- [EXTRACTED ENTRIES]:
-- START --

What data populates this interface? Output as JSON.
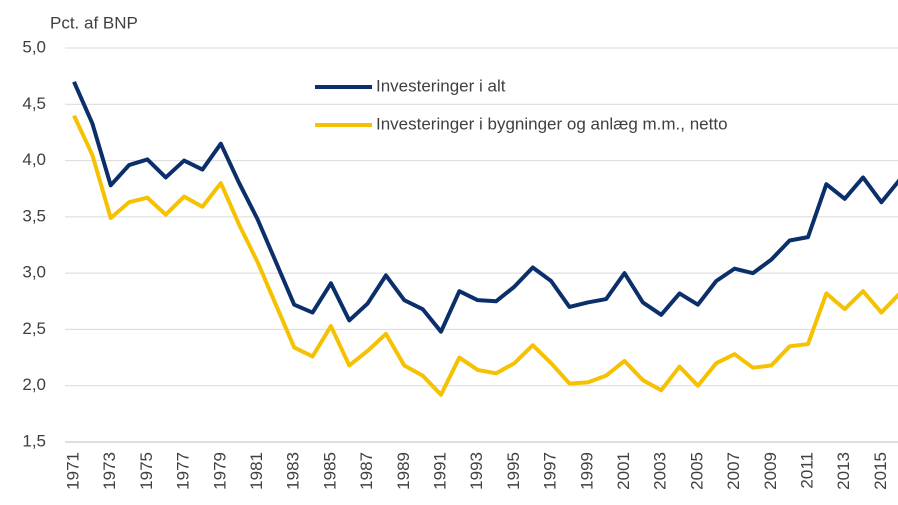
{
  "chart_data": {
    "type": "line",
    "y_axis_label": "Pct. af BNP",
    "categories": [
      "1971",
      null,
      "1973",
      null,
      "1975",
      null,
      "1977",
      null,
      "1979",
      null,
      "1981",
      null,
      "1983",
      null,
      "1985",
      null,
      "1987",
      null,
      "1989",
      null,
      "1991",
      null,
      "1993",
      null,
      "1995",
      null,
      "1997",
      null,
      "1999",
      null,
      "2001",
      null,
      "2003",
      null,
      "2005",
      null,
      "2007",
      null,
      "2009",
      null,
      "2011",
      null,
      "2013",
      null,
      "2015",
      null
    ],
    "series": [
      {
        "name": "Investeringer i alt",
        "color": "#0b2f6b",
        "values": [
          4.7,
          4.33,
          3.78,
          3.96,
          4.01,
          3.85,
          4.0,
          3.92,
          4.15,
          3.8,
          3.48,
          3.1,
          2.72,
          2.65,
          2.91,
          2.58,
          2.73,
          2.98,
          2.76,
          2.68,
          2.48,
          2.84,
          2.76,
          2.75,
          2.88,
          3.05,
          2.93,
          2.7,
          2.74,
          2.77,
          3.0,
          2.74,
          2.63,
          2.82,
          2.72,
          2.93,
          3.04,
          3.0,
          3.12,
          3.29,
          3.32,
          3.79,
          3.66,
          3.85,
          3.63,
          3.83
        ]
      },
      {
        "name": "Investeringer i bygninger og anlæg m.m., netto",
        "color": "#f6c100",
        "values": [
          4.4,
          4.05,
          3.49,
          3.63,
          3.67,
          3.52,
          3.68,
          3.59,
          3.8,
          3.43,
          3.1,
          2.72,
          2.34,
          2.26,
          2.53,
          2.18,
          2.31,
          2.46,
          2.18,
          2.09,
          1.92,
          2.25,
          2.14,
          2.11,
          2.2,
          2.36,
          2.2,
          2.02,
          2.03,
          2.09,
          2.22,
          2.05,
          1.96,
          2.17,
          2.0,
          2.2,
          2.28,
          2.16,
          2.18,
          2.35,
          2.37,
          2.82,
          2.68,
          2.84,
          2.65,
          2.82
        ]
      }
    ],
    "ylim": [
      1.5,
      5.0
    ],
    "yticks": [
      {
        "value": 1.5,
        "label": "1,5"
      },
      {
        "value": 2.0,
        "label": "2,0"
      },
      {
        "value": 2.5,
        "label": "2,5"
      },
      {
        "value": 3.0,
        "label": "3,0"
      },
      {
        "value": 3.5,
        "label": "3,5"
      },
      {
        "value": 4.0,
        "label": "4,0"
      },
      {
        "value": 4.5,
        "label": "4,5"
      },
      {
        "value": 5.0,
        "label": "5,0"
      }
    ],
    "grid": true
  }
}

-- END --
-- START --

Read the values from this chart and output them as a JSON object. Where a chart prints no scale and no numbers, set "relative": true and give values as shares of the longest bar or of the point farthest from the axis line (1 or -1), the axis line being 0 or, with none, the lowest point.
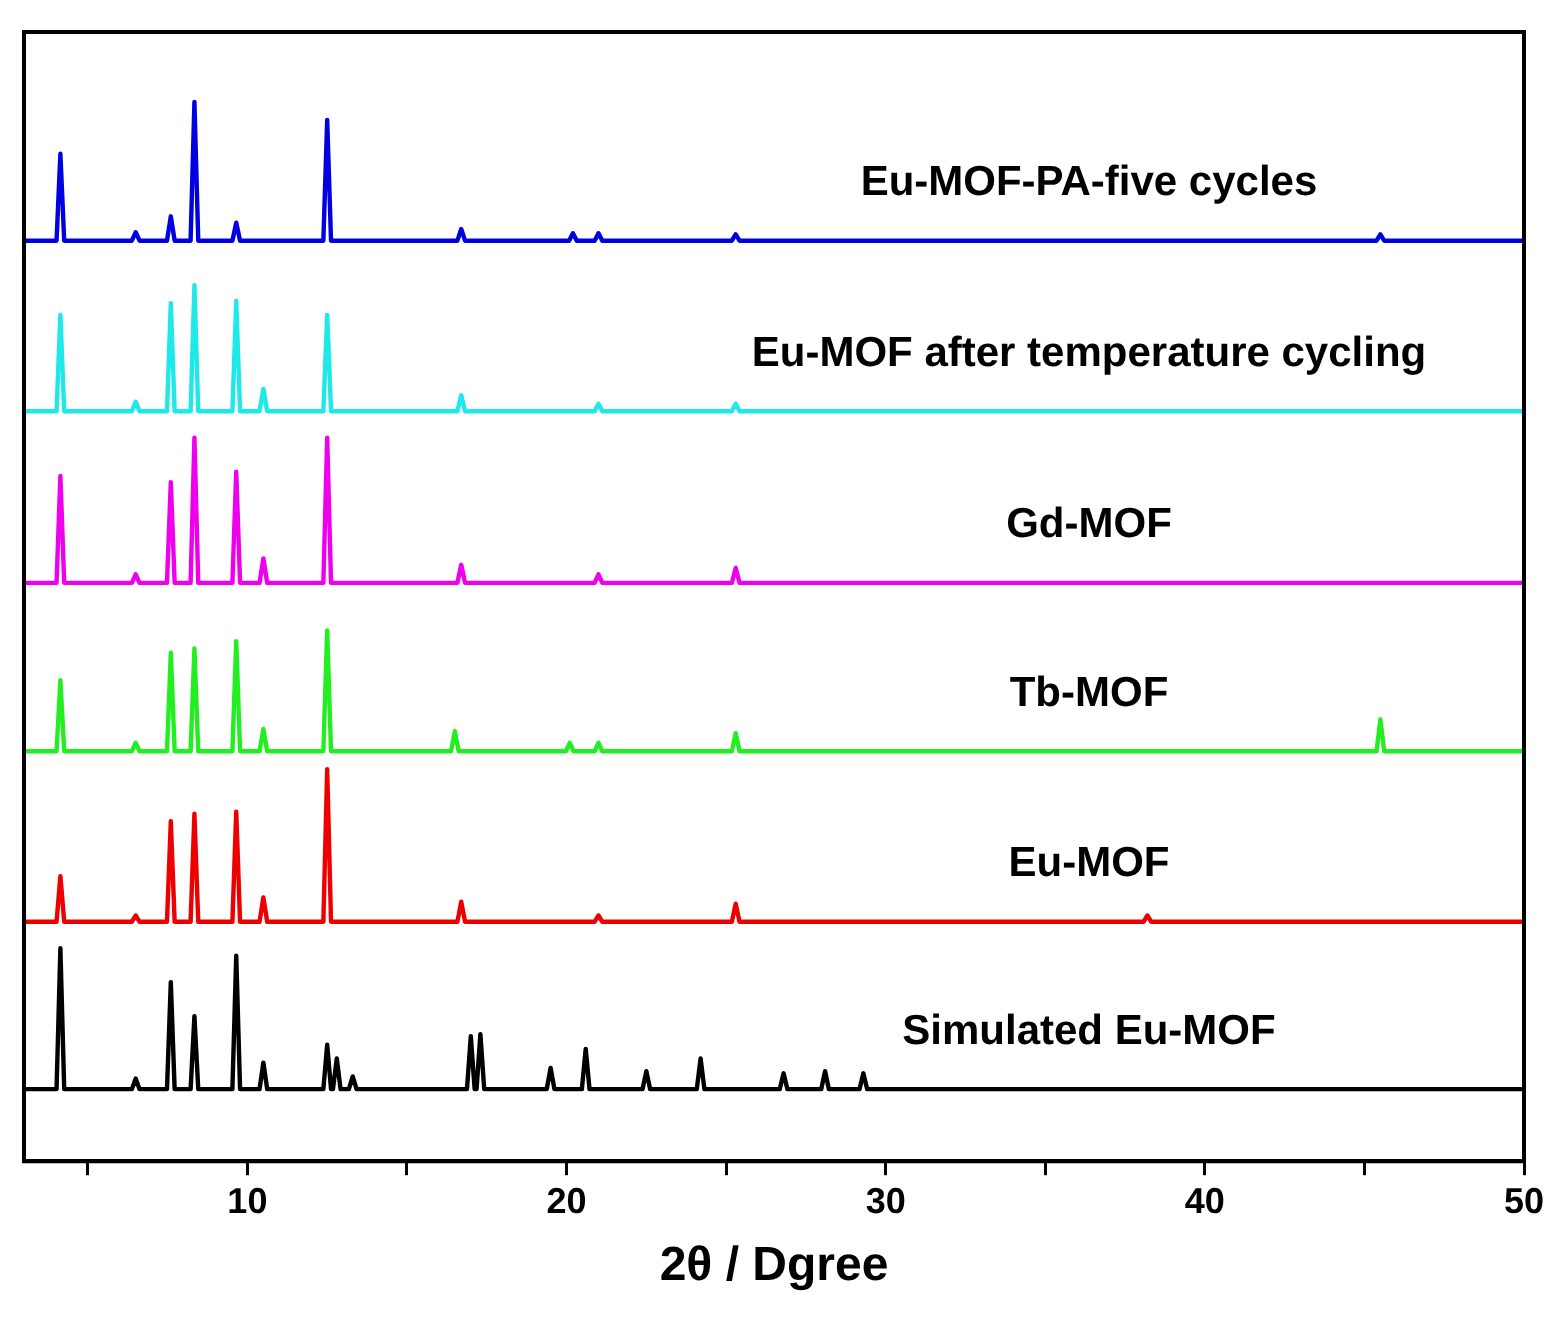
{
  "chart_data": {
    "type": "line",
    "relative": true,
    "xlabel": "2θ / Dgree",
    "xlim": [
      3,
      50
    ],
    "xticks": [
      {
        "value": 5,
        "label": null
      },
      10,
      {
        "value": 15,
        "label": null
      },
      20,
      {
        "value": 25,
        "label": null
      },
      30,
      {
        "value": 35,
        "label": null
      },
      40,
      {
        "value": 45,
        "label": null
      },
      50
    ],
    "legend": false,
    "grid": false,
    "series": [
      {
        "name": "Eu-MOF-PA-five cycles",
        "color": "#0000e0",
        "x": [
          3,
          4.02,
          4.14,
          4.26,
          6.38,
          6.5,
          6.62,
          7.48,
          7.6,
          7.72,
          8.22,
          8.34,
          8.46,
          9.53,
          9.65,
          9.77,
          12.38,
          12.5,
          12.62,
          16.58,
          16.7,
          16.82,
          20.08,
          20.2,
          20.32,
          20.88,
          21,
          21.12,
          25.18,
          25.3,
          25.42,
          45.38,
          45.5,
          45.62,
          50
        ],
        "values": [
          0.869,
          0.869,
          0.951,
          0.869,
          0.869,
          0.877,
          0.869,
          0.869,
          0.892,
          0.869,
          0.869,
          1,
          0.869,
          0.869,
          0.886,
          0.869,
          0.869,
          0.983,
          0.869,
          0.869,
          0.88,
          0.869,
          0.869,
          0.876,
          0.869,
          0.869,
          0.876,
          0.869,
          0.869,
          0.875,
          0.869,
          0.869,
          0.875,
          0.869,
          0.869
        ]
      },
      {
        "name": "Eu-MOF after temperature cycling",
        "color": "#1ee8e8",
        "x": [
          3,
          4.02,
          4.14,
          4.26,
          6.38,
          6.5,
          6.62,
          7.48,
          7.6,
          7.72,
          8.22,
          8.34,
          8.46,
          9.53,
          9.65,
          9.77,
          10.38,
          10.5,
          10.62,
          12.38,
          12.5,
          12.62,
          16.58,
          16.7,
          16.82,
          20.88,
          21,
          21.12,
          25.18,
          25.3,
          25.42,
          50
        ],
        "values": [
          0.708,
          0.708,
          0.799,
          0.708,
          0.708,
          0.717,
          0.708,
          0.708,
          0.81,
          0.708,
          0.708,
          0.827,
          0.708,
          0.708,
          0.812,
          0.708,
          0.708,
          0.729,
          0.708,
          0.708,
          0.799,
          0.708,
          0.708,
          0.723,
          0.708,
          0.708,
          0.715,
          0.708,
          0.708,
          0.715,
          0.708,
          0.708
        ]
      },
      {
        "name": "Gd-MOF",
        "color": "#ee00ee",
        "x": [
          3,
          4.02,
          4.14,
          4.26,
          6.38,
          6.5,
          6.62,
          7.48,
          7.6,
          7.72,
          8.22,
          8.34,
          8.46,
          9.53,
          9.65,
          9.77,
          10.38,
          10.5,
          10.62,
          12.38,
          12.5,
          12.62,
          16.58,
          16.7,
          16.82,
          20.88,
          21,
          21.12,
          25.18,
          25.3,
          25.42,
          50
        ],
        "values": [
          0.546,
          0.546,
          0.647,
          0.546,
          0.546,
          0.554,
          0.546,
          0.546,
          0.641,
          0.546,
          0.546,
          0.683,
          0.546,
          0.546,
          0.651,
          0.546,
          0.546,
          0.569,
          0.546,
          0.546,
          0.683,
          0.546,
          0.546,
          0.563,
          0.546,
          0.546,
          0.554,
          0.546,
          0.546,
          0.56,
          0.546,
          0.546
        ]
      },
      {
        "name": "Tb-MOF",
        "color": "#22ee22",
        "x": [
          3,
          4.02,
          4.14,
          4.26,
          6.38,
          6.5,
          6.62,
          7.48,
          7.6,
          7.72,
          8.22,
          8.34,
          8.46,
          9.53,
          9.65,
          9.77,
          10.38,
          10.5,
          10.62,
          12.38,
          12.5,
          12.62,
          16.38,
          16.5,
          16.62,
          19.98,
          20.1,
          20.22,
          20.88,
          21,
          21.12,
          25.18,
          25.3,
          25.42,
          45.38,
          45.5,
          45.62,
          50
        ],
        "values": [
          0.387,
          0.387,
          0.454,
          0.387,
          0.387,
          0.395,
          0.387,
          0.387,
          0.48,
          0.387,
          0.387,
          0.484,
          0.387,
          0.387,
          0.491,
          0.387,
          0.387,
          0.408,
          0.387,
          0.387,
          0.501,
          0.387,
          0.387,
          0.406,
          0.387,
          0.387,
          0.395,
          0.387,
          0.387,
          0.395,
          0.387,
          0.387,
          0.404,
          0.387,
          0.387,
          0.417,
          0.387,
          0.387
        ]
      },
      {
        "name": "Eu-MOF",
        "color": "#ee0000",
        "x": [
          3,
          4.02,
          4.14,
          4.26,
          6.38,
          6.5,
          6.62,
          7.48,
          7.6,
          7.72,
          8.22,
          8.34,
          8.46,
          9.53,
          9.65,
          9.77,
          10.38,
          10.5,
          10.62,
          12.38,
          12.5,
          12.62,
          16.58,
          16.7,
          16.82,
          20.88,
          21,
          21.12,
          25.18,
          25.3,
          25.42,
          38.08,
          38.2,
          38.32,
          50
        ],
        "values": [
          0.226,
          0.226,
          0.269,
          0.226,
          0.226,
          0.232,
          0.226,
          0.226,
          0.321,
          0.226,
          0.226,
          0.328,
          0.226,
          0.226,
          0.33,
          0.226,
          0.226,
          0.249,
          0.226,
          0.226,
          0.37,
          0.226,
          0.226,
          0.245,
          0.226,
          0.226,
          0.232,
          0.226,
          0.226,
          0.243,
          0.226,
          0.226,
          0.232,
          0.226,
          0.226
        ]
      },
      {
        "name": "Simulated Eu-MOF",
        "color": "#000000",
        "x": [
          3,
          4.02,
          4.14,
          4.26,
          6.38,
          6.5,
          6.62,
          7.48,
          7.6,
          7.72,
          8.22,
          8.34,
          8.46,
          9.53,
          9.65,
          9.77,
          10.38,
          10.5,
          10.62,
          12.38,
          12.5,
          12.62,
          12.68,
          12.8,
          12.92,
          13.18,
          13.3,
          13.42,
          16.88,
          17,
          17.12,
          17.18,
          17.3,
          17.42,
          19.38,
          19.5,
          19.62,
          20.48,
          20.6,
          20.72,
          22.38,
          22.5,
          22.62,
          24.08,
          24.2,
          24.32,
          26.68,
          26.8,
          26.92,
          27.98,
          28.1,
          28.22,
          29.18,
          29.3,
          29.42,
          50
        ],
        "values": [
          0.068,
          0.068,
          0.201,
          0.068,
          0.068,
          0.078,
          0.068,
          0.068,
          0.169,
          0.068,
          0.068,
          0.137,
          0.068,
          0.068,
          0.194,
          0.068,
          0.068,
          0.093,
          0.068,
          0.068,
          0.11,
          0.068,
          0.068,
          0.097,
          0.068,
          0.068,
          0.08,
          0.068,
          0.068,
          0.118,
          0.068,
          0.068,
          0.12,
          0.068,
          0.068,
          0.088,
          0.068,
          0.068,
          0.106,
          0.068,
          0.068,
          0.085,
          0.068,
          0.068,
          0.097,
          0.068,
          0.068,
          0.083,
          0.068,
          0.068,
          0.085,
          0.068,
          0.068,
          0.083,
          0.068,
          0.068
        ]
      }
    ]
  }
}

-- END --

- [EXERCISE BRIEF]:
How many of the lines above include the string "relative"? Reply with the number by itself.

- [ANSWER BELOW]:
2